■ **Your objective**: Without altering anything, output the material below.

■ **Provided material**:

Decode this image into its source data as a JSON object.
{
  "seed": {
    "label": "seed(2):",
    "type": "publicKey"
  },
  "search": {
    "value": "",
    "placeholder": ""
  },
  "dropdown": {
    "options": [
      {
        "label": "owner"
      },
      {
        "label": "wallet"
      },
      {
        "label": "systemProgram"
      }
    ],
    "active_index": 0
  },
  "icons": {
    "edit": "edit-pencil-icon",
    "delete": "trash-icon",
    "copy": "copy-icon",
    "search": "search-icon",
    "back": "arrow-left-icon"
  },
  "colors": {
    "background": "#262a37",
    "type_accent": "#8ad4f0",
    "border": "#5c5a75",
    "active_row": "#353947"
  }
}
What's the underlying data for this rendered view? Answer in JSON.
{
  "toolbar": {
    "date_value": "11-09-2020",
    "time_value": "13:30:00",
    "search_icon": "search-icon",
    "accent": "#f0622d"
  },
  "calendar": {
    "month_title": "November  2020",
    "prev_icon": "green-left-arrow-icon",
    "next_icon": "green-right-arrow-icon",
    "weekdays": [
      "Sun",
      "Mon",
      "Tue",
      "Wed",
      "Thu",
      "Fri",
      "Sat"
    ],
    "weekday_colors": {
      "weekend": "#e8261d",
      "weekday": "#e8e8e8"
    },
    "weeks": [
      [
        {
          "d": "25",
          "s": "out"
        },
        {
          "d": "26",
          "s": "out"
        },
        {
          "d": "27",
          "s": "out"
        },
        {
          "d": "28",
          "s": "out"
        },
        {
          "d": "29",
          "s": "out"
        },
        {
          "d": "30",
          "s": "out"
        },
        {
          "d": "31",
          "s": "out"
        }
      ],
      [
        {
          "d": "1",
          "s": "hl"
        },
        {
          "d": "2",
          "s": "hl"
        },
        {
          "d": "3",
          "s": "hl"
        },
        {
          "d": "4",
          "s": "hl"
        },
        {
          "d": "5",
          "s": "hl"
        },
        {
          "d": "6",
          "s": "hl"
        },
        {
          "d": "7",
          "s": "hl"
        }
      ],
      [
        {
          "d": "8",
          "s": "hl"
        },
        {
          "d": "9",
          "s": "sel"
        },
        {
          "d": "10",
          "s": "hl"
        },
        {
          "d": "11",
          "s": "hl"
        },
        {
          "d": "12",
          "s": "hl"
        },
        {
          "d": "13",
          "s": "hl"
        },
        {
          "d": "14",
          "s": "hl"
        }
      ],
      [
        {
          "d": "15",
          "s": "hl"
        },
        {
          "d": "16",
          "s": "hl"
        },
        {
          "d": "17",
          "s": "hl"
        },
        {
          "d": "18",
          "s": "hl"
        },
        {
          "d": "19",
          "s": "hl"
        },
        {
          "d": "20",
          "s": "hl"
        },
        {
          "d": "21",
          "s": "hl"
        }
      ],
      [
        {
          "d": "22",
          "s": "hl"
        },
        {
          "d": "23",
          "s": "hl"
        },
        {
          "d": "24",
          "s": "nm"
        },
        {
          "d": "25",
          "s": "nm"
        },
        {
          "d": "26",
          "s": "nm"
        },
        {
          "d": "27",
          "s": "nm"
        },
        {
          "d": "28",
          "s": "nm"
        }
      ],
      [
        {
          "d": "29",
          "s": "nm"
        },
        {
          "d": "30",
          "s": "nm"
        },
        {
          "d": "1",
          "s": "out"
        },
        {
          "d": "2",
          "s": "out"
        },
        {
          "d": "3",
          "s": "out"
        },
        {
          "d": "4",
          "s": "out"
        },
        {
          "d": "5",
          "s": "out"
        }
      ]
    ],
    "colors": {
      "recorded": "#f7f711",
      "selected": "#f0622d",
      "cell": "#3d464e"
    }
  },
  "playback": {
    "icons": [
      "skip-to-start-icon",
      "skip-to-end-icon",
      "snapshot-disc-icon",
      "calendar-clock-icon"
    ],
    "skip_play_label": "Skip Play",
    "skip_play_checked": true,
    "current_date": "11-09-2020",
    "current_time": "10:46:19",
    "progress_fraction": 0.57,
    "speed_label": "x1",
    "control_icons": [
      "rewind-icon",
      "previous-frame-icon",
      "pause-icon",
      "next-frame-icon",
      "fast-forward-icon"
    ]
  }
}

■ **Response to the task**:
Decode this image into its source data as a JSON object.
{
  "seed": {
    "label": "seed(2):",
    "type": "publicKey"
  },
  "search": {
    "value": "",
    "placeholder": ""
  },
  "dropdown": {
    "options": [
      {
        "label": "owner"
      },
      {
        "label": "wallet"
      },
      {
        "label": "systemProgram"
      }
    ],
    "active_index": 0
  },
  "icons": {
    "edit": "edit-pencil-icon",
    "delete": "trash-icon",
    "copy": "copy-icon",
    "search": "search-icon",
    "back": "arrow-left-icon"
  },
  "colors": {
    "background": "#262a37",
    "type_accent": "#8ad4f0",
    "border": "#5c5a75",
    "active_row": "#353947"
  }
}
What's the underlying data for this rendered view? Answer in JSON.
{
  "toolbar": {
    "date_value": "11-09-2020",
    "time_value": "13:30:00",
    "search_icon": "search-icon",
    "accent": "#f0622d"
  },
  "calendar": {
    "month_title": "November  2020",
    "prev_icon": "green-left-arrow-icon",
    "next_icon": "green-right-arrow-icon",
    "weekdays": [
      "Sun",
      "Mon",
      "Tue",
      "Wed",
      "Thu",
      "Fri",
      "Sat"
    ],
    "weekday_colors": {
      "weekend": "#e8261d",
      "weekday": "#e8e8e8"
    },
    "weeks": [
      [
        {
          "d": "25",
          "s": "out"
        },
        {
          "d": "26",
          "s": "out"
        },
        {
          "d": "27",
          "s": "out"
        },
        {
          "d": "28",
          "s": "out"
        },
        {
          "d": "29",
          "s": "out"
        },
        {
          "d": "30",
          "s": "out"
        },
        {
          "d": "31",
          "s": "out"
        }
      ],
      [
        {
          "d": "1",
          "s": "hl"
        },
        {
          "d": "2",
          "s": "hl"
        },
        {
          "d": "3",
          "s": "hl"
        },
        {
          "d": "4",
          "s": "hl"
        },
        {
          "d": "5",
          "s": "hl"
        },
        {
          "d": "6",
          "s": "hl"
        },
        {
          "d": "7",
          "s": "hl"
        }
      ],
      [
        {
          "d": "8",
          "s": "hl"
        },
        {
          "d": "9",
          "s": "sel"
        },
        {
          "d": "10",
          "s": "hl"
        },
        {
          "d": "11",
          "s": "hl"
        },
        {
          "d": "12",
          "s": "hl"
        },
        {
          "d": "13",
          "s": "hl"
        },
        {
          "d": "14",
          "s": "hl"
        }
      ],
      [
        {
          "d": "15",
          "s": "hl"
        },
        {
          "d": "16",
          "s": "hl"
        },
        {
          "d": "17",
          "s": "hl"
        },
        {
          "d": "18",
          "s": "hl"
        },
        {
          "d": "19",
          "s": "hl"
        },
        {
          "d": "20",
          "s": "hl"
        },
        {
          "d": "21",
          "s": "hl"
        }
      ],
      [
        {
          "d": "22",
          "s": "hl"
        },
        {
          "d": "23",
          "s": "hl"
        },
        {
          "d": "24",
          "s": "nm"
        },
        {
          "d": "25",
          "s": "nm"
        },
        {
          "d": "26",
          "s": "nm"
        },
        {
          "d": "27",
          "s": "nm"
        },
        {
          "d": "28",
          "s": "nm"
        }
      ],
      [
        {
          "d": "29",
          "s": "nm"
        },
        {
          "d": "30",
          "s": "nm"
        },
        {
          "d": "1",
          "s": "out"
        },
        {
          "d": "2",
          "s": "out"
        },
        {
          "d": "3",
          "s": "out"
        },
        {
          "d": "4",
          "s": "out"
        },
        {
          "d": "5",
          "s": "out"
        }
      ]
    ],
    "colors": {
      "recorded": "#f7f711",
      "selected": "#f0622d",
      "cell": "#3d464e"
    }
  },
  "playback": {
    "icons": [
      "skip-to-start-icon",
      "skip-to-end-icon",
      "snapshot-disc-icon",
      "calendar-clock-icon"
    ],
    "skip_play_label": "Skip Play",
    "skip_play_checked": true,
    "current_date": "11-09-2020",
    "current_time": "10:46:19",
    "progress_fraction": 0.57,
    "speed_label": "x1",
    "control_icons": [
      "rewind-icon",
      "previous-frame-icon",
      "pause-icon",
      "next-frame-icon",
      "fast-forward-icon"
    ]
  }
}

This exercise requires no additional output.